====== PROVIDED INFORMATION

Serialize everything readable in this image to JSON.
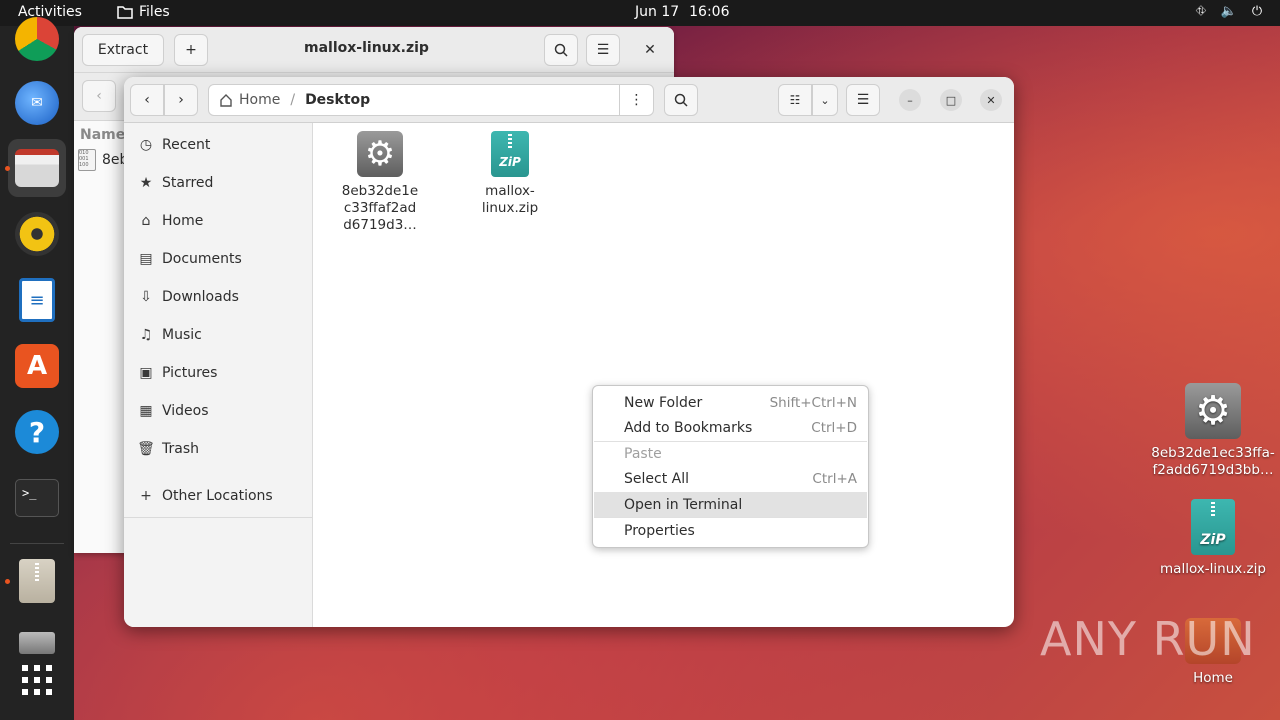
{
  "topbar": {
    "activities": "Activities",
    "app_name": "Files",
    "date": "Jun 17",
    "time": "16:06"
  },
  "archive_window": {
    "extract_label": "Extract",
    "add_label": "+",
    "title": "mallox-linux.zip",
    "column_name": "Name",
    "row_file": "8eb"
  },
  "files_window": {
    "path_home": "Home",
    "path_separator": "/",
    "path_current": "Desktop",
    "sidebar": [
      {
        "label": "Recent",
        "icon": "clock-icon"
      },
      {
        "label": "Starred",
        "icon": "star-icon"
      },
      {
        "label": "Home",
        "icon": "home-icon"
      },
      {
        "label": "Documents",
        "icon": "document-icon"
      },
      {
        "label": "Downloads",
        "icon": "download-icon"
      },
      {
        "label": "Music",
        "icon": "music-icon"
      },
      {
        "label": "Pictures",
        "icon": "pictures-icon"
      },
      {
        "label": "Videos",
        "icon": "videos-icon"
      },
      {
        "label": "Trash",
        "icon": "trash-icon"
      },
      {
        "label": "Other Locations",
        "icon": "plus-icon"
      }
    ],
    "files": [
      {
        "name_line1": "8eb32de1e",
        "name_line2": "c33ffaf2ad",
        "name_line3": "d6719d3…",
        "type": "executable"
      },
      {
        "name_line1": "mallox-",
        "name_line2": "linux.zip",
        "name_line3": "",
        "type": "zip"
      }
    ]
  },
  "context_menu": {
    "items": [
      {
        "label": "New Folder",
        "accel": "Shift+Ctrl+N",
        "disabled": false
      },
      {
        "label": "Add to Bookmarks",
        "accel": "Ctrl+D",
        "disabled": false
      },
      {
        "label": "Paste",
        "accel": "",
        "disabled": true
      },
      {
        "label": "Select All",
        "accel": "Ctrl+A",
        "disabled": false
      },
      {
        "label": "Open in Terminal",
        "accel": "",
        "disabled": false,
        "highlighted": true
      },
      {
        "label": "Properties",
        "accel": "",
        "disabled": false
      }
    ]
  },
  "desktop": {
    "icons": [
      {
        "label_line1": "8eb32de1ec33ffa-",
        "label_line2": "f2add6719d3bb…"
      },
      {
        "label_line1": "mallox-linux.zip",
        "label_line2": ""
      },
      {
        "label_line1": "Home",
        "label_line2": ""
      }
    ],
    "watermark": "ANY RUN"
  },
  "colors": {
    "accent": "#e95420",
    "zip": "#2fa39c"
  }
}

============
====== PROVIDED INFORMATION

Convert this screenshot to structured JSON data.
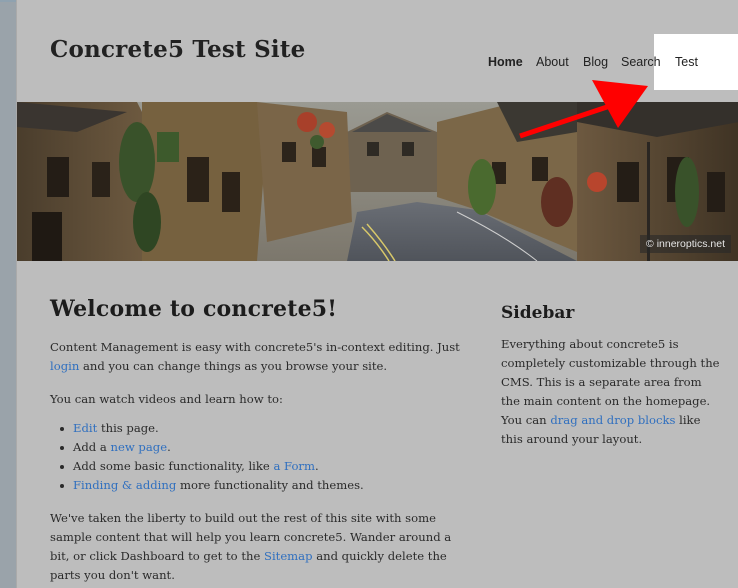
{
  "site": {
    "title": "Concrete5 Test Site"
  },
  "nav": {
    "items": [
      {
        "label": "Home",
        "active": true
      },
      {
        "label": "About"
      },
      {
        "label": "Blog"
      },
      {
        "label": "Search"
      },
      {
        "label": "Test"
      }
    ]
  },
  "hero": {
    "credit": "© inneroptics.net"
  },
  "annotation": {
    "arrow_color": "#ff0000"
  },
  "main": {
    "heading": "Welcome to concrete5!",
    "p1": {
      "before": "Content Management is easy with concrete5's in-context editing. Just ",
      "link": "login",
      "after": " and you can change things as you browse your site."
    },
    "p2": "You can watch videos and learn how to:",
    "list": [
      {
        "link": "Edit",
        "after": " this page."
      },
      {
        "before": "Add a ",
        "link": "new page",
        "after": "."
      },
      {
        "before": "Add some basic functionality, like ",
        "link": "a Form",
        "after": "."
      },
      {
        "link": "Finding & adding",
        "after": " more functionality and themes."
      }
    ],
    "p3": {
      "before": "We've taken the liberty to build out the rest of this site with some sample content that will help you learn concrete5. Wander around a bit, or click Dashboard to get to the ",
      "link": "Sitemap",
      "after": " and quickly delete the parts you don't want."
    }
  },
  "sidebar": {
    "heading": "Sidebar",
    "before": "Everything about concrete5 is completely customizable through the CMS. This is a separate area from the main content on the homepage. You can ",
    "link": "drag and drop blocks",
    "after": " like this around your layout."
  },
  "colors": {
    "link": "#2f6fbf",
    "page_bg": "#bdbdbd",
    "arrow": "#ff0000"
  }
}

============
====== PROVIDED INFORMATION

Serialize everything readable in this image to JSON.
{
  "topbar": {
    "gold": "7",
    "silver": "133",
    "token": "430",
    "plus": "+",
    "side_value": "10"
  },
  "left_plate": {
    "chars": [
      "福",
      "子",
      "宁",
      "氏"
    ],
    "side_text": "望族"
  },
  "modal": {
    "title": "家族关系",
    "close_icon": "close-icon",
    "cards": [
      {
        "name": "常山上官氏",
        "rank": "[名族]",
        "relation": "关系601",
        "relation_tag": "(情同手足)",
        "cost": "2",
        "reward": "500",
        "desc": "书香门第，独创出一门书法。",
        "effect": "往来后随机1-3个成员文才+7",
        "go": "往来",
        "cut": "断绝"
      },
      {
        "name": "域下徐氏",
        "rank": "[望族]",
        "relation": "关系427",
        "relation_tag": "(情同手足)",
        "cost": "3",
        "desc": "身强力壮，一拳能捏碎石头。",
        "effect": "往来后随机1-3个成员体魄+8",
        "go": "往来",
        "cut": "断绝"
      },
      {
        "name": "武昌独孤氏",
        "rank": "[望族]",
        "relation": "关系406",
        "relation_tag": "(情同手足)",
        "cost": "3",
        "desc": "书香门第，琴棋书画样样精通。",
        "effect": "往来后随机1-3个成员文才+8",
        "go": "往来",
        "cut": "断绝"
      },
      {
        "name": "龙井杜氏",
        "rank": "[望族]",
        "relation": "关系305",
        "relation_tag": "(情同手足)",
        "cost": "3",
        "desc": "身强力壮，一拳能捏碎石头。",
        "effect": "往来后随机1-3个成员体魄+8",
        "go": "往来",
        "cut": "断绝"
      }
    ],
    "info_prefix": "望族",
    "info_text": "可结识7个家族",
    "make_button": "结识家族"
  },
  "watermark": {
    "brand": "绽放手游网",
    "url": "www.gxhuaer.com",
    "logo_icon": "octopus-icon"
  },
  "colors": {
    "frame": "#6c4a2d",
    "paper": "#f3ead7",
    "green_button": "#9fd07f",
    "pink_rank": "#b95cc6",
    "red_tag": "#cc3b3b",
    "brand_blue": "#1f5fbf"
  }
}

============

→ **BRIEF**
Each line that has the word "around" should be copied.

→ **THE RESPONSE**
      "before": "We've taken the liberty to build out the rest of this site with some sample content that will help you learn concrete5. Wander around a bit, or click Dashboard to get to the ",
    "after": " like this around your layout."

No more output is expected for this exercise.